■ **WHAT IS ASKED**
Every record should be written out exactly, with the pictures left out.

■ **INPUT RECORDS**
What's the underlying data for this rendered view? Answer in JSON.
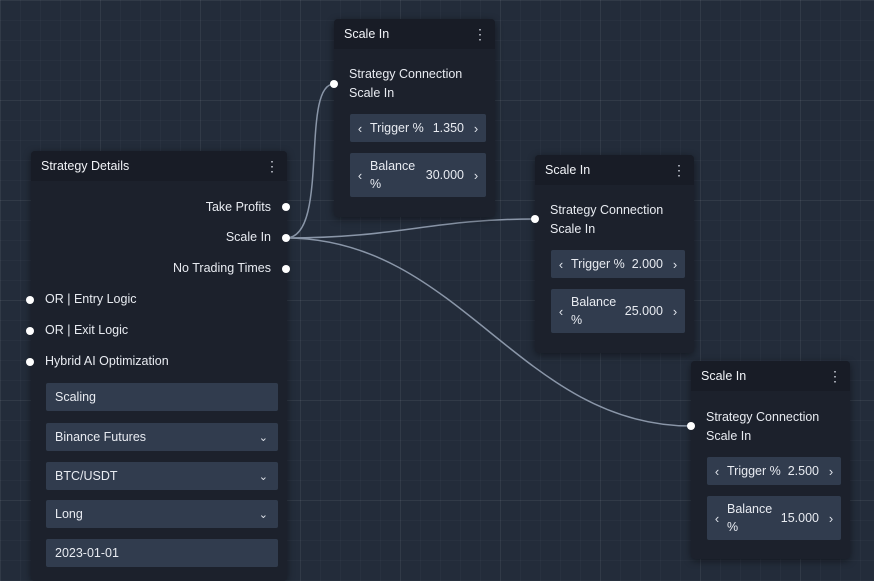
{
  "colors": {
    "canvas": "#232c3a",
    "node": "#1c212c",
    "field": "#313c4e",
    "wire": "#8a96a8",
    "port": "#ffffff"
  },
  "strategy": {
    "title": "Strategy Details",
    "menu_icon": "⋮",
    "outputs": [
      "Take Profits",
      "Scale In",
      "No Trading Times"
    ],
    "inputs": [
      "OR | Entry Logic",
      "OR | Exit Logic",
      "Hybrid AI Optimization"
    ],
    "name_value": "Scaling",
    "exchange": "Binance Futures",
    "pair": "BTC/USDT",
    "direction": "Long",
    "start_date": "2023-01-01"
  },
  "scale_nodes": [
    {
      "title": "Scale In",
      "menu_icon": "⋮",
      "connection_line1": "Strategy Connection",
      "connection_line2": "Scale In",
      "trigger_label": "Trigger %",
      "trigger_value": "1.350",
      "balance_label": "Balance %",
      "balance_value": "30.000"
    },
    {
      "title": "Scale In",
      "menu_icon": "⋮",
      "connection_line1": "Strategy Connection",
      "connection_line2": "Scale In",
      "trigger_label": "Trigger %",
      "trigger_value": "2.000",
      "balance_label": "Balance %",
      "balance_value": "25.000"
    },
    {
      "title": "Scale In",
      "menu_icon": "⋮",
      "connection_line1": "Strategy Connection",
      "connection_line2": "Scale In",
      "trigger_label": "Trigger %",
      "trigger_value": "2.500",
      "balance_label": "Balance %",
      "balance_value": "15.000"
    }
  ],
  "icons": {
    "left": "‹",
    "right": "›",
    "dropdown": "⌄"
  }
}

■ **CORRECT OUTPUT**
What's the underlying data for this rendered view? Answer in JSON.
{
  "colors": {
    "canvas": "#232c3a",
    "node": "#1c212c",
    "field": "#313c4e",
    "wire": "#8a96a8",
    "port": "#ffffff"
  },
  "strategy": {
    "title": "Strategy Details",
    "menu_icon": "⋮",
    "outputs": [
      "Take Profits",
      "Scale In",
      "No Trading Times"
    ],
    "inputs": [
      "OR | Entry Logic",
      "OR | Exit Logic",
      "Hybrid AI Optimization"
    ],
    "name_value": "Scaling",
    "exchange": "Binance Futures",
    "pair": "BTC/USDT",
    "direction": "Long",
    "start_date": "2023-01-01"
  },
  "scale_nodes": [
    {
      "title": "Scale In",
      "menu_icon": "⋮",
      "connection_line1": "Strategy Connection",
      "connection_line2": "Scale In",
      "trigger_label": "Trigger %",
      "trigger_value": "1.350",
      "balance_label": "Balance %",
      "balance_value": "30.000"
    },
    {
      "title": "Scale In",
      "menu_icon": "⋮",
      "connection_line1": "Strategy Connection",
      "connection_line2": "Scale In",
      "trigger_label": "Trigger %",
      "trigger_value": "2.000",
      "balance_label": "Balance %",
      "balance_value": "25.000"
    },
    {
      "title": "Scale In",
      "menu_icon": "⋮",
      "connection_line1": "Strategy Connection",
      "connection_line2": "Scale In",
      "trigger_label": "Trigger %",
      "trigger_value": "2.500",
      "balance_label": "Balance %",
      "balance_value": "15.000"
    }
  ],
  "icons": {
    "left": "‹",
    "right": "›",
    "dropdown": "⌄"
  }
}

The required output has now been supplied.